== What you have to do ==
Output the material below unchanged, apart from leaving out the pictures.

== Task material ==
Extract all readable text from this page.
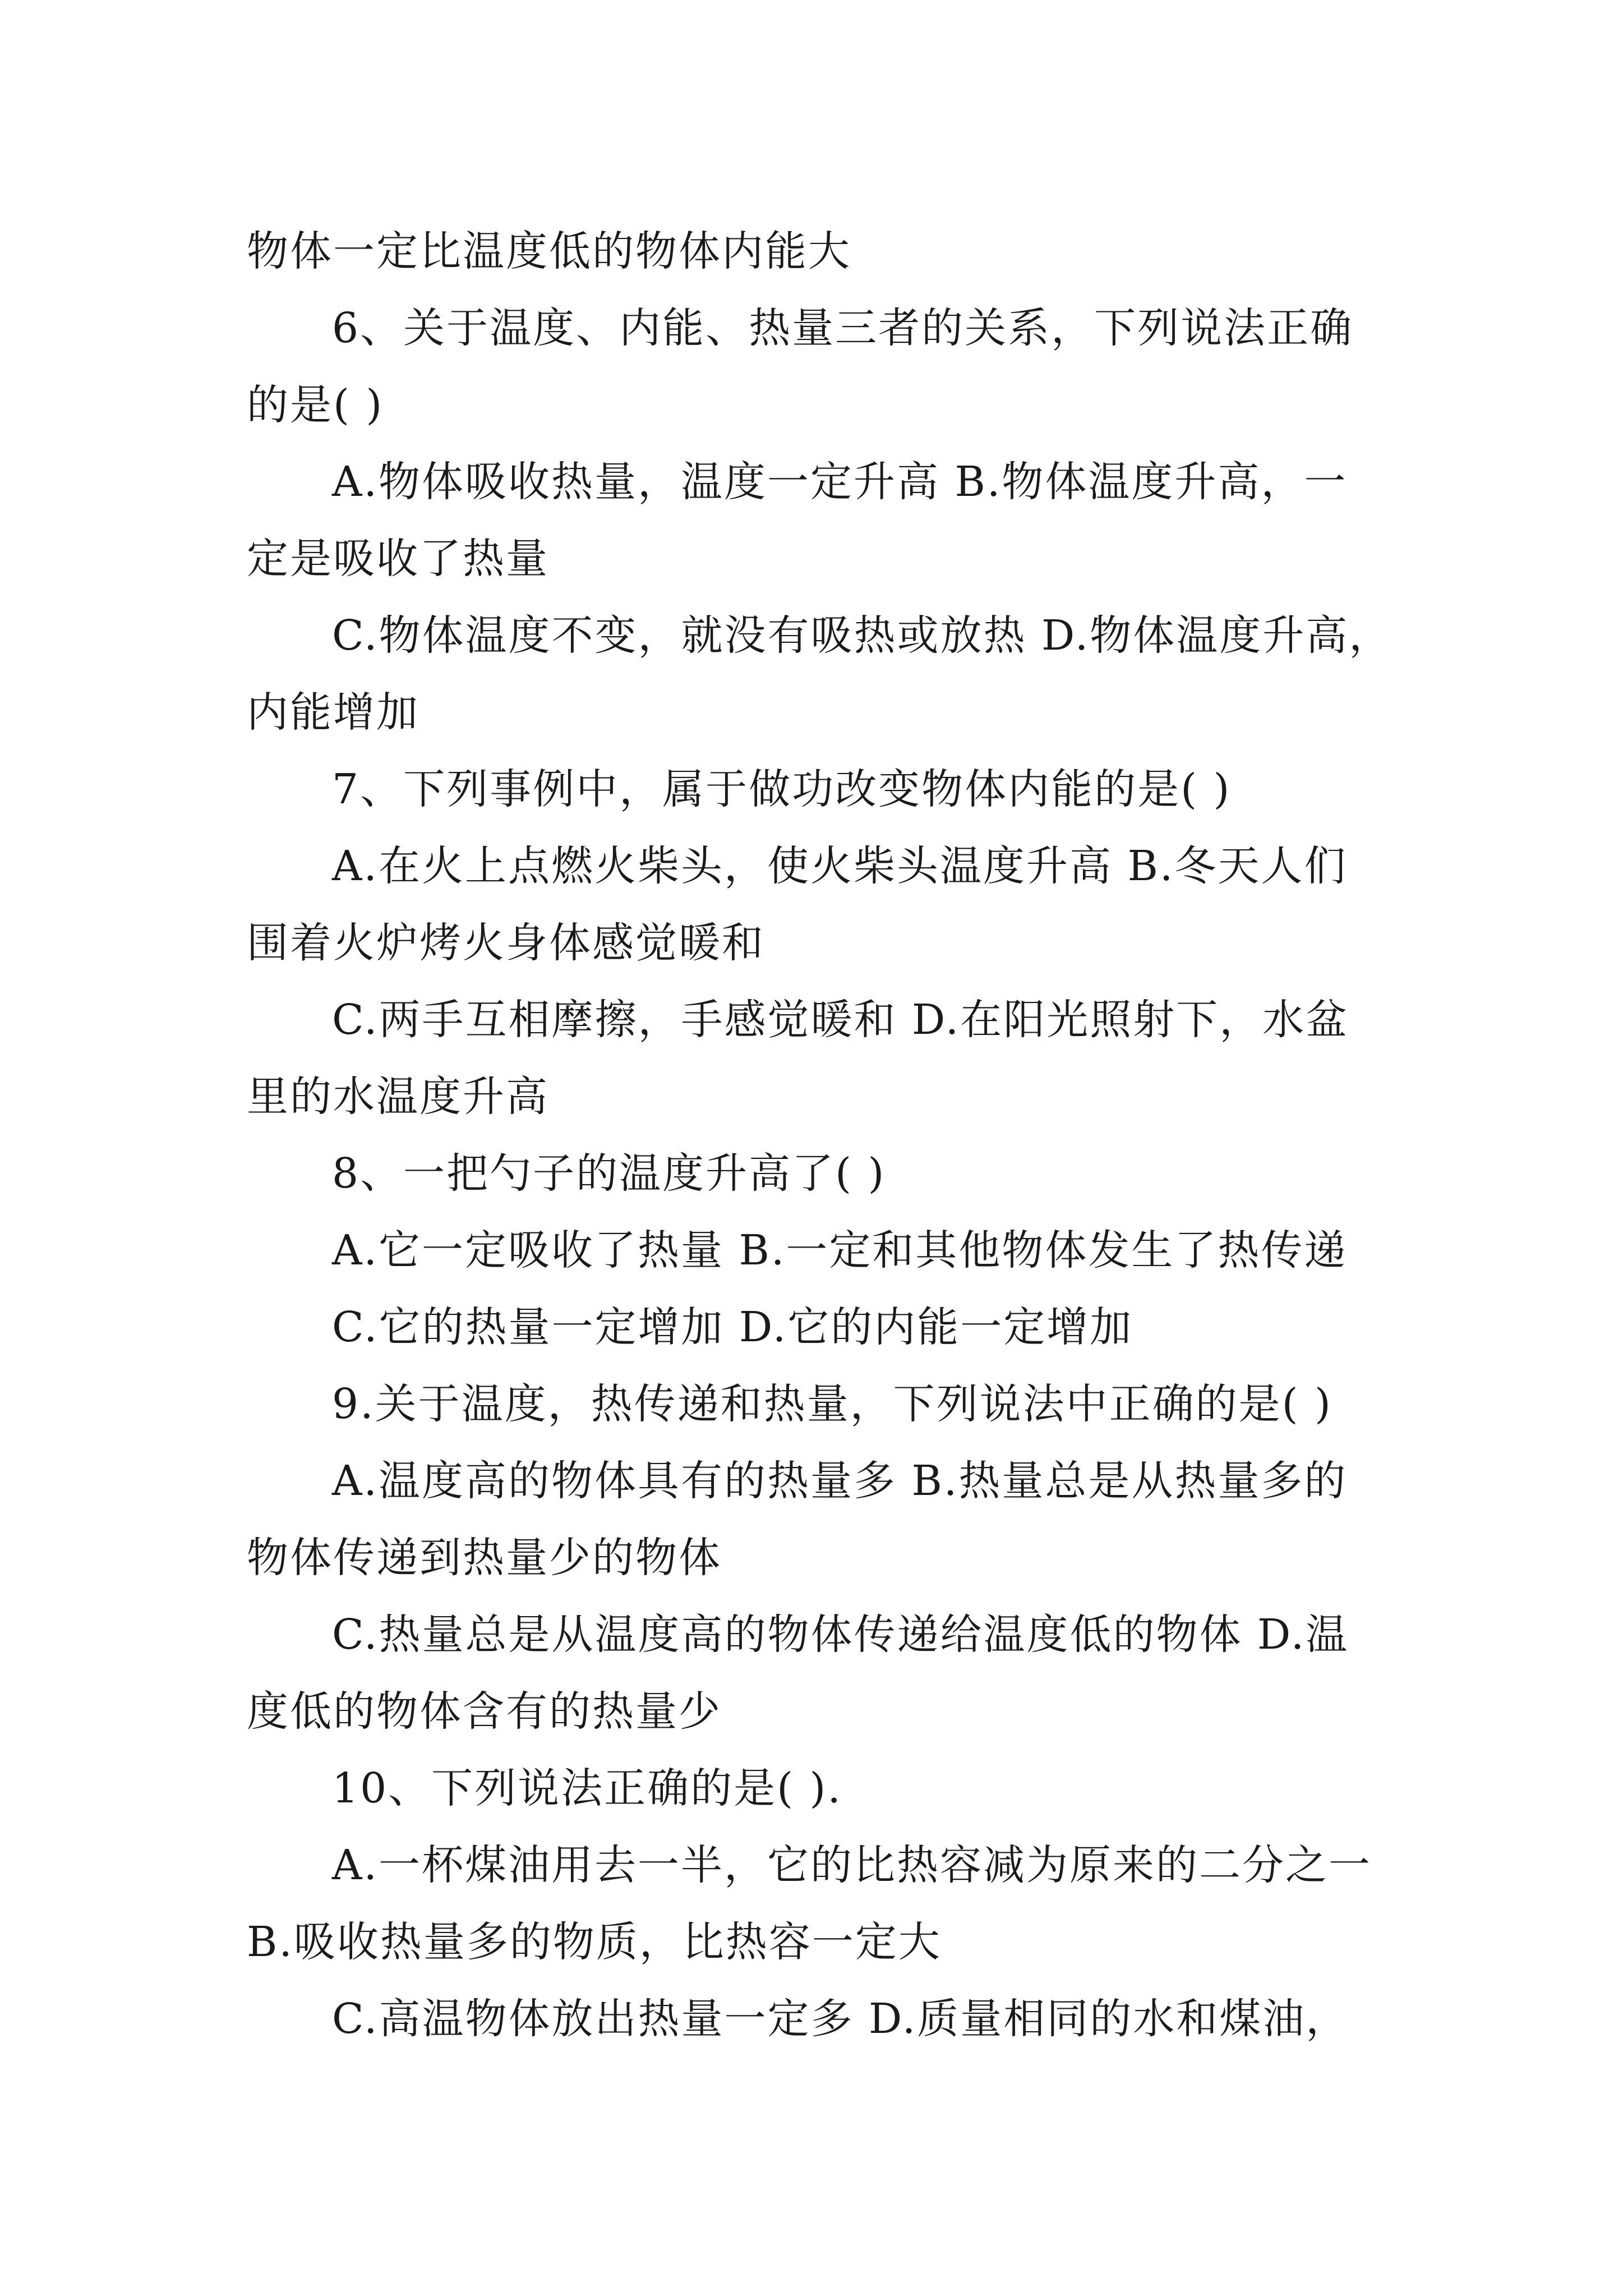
物体一定比温度低的物体内能大
6、关于温度、内能、热量三者的关系，下列说法正确
的是( )
A.物体吸收热量，温度一定升高 B.物体温度升高，一
定是吸收了热量
C.物体温度不变，就没有吸热或放热 D.物体温度升高，
内能增加
7、下列事例中，属于做功改变物体内能的是( )
A.在火上点燃火柴头，使火柴头温度升高 B.冬天人们
围着火炉烤火身体感觉暖和
C.两手互相摩擦，手感觉暖和 D.在阳光照射下，水盆
里的水温度升高
8、一把勺子的温度升高了( )
A.它一定吸收了热量 B.一定和其他物体发生了热传递
C.它的热量一定增加 D.它的内能一定增加
9.关于温度，热传递和热量，下列说法中正确的是( )
A.温度高的物体具有的热量多 B.热量总是从热量多的
物体传递到热量少的物体
C.热量总是从温度高的物体传递给温度低的物体 D.温
度低的物体含有的热量少
10、下列说法正确的是( ).
A.一杯煤油用去一半，它的比热容减为原来的二分之一
B.吸收热量多的物质，比热容一定大
C.高温物体放出热量一定多 D.质量相同的水和煤油，
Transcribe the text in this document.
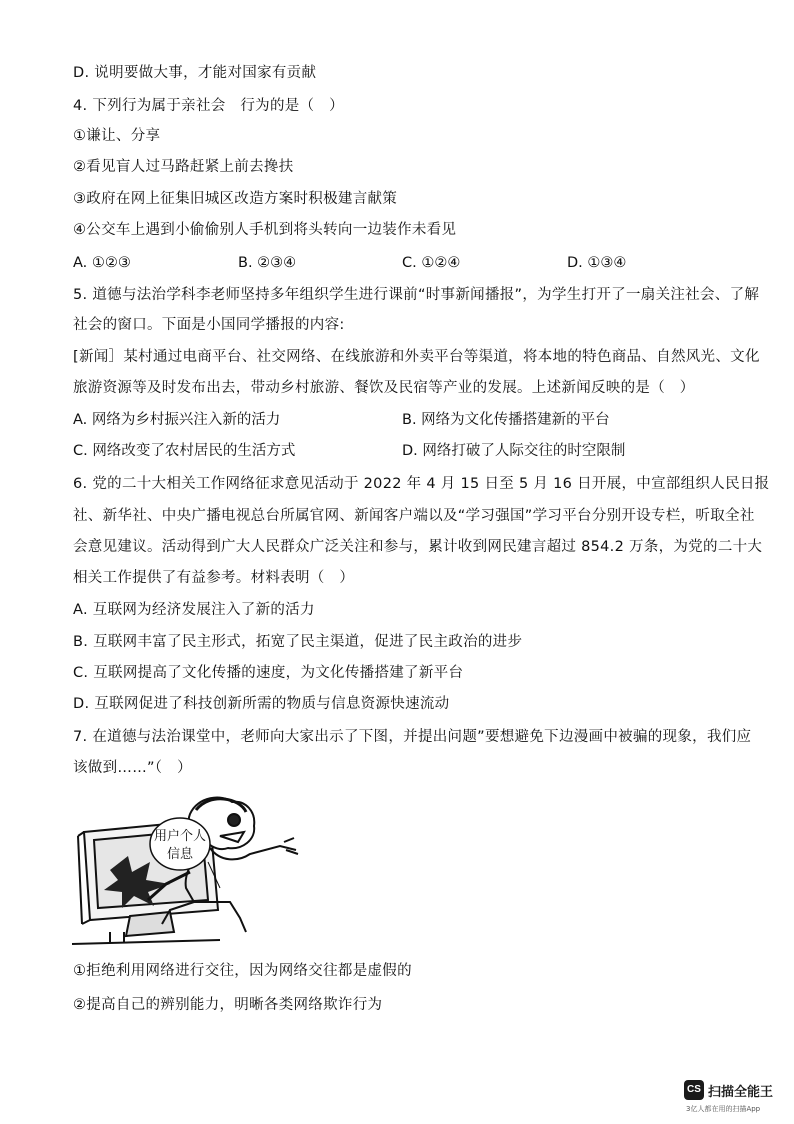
D. 说明要做大事，才能对国家有贡献
4. 下列行为属于亲社会　行为的是（　）
①谦让、分享
②看见盲人过马路赶紧上前去搀扶
③政府在网上征集旧城区改造方案时积极建言献策
④公交车上遇到小偷偷别人手机到将头转向一边装作未看见
A. ①②③	B. ②③④	C. ①②④	D. ①③④
5. 道德与法治学科李老师坚持多年组织学生进行课前“时事新闻播报”，为学生打开了一扇关注社会、了解
社会的窗口。下面是小国同学播报的内容:
[新闻］某村通过电商平台、社交网络、在线旅游和外卖平台等渠道，将本地的特色商品、自然风光、文化
旅游资源等及时发布出去，带动乡村旅游、餐饮及民宿等产业的发展。上述新闻反映的是（　）
A. 网络为乡村振兴注入新的活力	B. 网络为文化传播搭建新的平台
C. 网络改变了农村居民的生活方式	D. 网络打破了人际交往的时空限制
6. 党的二十大相关工作网络征求意见活动于 2022 年 4 月 15 日至 5 月 16 日开展，中宣部组织人民日报
社、新华社、中央广播电视总台所属官网、新闻客户端以及“学习强国”学习平台分别开设专栏，听取全社
会意见建议。活动得到广大人民群众广泛关注和参与，累计收到网民建言超过 854.2 万条，为党的二十大
相关工作提供了有益参考。材料表明（　）
A. 互联网为经济发展注入了新的活力
B. 互联网丰富了民主形式，拓宽了民主渠道，促进了民主政治的进步
C. 互联网提高了文化传播的速度，为文化传播搭建了新平台
D. 互联网促进了科技创新所需的物质与信息资源快速流动
7. 在道德与法治课堂中，老师向大家出示了下图，并提出问题”要想避免下边漫画中被骗的现象，我们应
该做到……”（　）
用户个人
信息
①拒绝利用网络进行交往，因为网络交往都是虚假的
②提高自己的辨别能力，明晰各类网络欺诈行为
CS 扫描全能王
3亿人都在用的扫描App
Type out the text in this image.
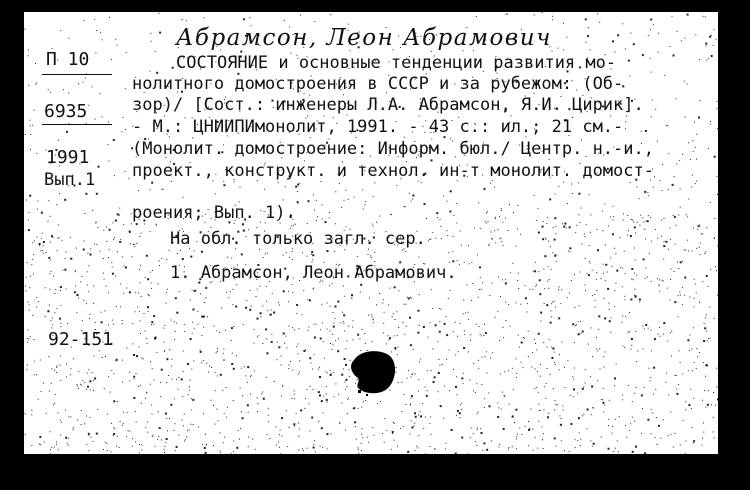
Абрамсон, Леон Абрамович
П 10
6935
1991
Вып.1
СОСТОЯНИЕ и основные тенденции развития мо-
нолитного домостроения в СССР и за рубежом: (Об-
зор)/ [Сост.: инженеры Л.А. Абрамсон, Я.И. Цирик].
- М.: ЦНИИПИмонолит, 1991. - 43 с.: ил.; 21 см.-
(Монолит. домостроение: Информ. бюл./ Центр. н.-и.,
проект., конструкт. и технол. ин-т монолит. домост-
роения; Вып. 1).
На обл. только загл. сер.
1. Абрамсон, Леон Абрамович.
92-151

== Solution for this problem ==
Extract all readable text from this page.
物体一定比温度低的物体内能大
6、关于温度、内能、热量三者的关系，下列说法正确
的是( )
A.物体吸收热量，温度一定升高 B.物体温度升高，一
定是吸收了热量
C.物体温度不变，就没有吸热或放热 D.物体温度升高，
内能增加
7、下列事例中，属于做功改变物体内能的是( )
A.在火上点燃火柴头，使火柴头温度升高 B.冬天人们
围着火炉烤火身体感觉暖和
C.两手互相摩擦，手感觉暖和 D.在阳光照射下，水盆
里的水温度升高
8、一把勺子的温度升高了( )
A.它一定吸收了热量 B.一定和其他物体发生了热传递
C.它的热量一定增加 D.它的内能一定增加
9.关于温度，热传递和热量，下列说法中正确的是( )
A.温度高的物体具有的热量多 B.热量总是从热量多的
物体传递到热量少的物体
C.热量总是从温度高的物体传递给温度低的物体 D.温
度低的物体含有的热量少
10、下列说法正确的是( ).
A.一杯煤油用去一半，它的比热容减为原来的二分之一
B.吸收热量多的物质，比热容一定大
C.高温物体放出热量一定多 D.质量相同的水和煤油，
Transcribe the text in this document.
D. 说明要做大事，才能对国家有贡献
4. 下列行为属于亲社会　行为的是（　）
①谦让、分享
②看见盲人过马路赶紧上前去搀扶
③政府在网上征集旧城区改造方案时积极建言献策
④公交车上遇到小偷偷别人手机到将头转向一边装作未看见
A. ①②③	B. ②③④	C. ①②④	D. ①③④
5. 道德与法治学科李老师坚持多年组织学生进行课前“时事新闻播报”，为学生打开了一扇关注社会、了解
社会的窗口。下面是小国同学播报的内容:
[新闻］某村通过电商平台、社交网络、在线旅游和外卖平台等渠道，将本地的特色商品、自然风光、文化
旅游资源等及时发布出去，带动乡村旅游、餐饮及民宿等产业的发展。上述新闻反映的是（　）
A. 网络为乡村振兴注入新的活力	B. 网络为文化传播搭建新的平台
C. 网络改变了农村居民的生活方式	D. 网络打破了人际交往的时空限制
6. 党的二十大相关工作网络征求意见活动于 2022 年 4 月 15 日至 5 月 16 日开展，中宣部组织人民日报
社、新华社、中央广播电视总台所属官网、新闻客户端以及“学习强国”学习平台分别开设专栏，听取全社
会意见建议。活动得到广大人民群众广泛关注和参与，累计收到网民建言超过 854.2 万条，为党的二十大
相关工作提供了有益参考。材料表明（　）
A. 互联网为经济发展注入了新的活力
B. 互联网丰富了民主形式，拓宽了民主渠道，促进了民主政治的进步
C. 互联网提高了文化传播的速度，为文化传播搭建了新平台
D. 互联网促进了科技创新所需的物质与信息资源快速流动
7. 在道德与法治课堂中，老师向大家出示了下图，并提出问题”要想避免下边漫画中被骗的现象，我们应
该做到……”（　）
用户个人
信息
①拒绝利用网络进行交往，因为网络交往都是虚假的
②提高自己的辨别能力，明晰各类网络欺诈行为
CS 扫描全能王
3亿人都在用的扫描App
Type out the text in this image.
Абрамсон, Леон Абрамович
П 10
6935
1991
Вып.1
СОСТОЯНИЕ и основные тенденции развития мо-
нолитного домостроения в СССР и за рубежом: (Об-
зор)/ [Сост.: инженеры Л.А. Абрамсон, Я.И. Цирик].
- М.: ЦНИИПИмонолит, 1991. - 43 с.: ил.; 21 см.-
(Монолит. домостроение: Информ. бюл./ Центр. н.-и.,
проект., конструкт. и технол. ин-т монолит. домост-
роения; Вып. 1).
На обл. только загл. сер.
1. Абрамсон, Леон Абрамович.
92-151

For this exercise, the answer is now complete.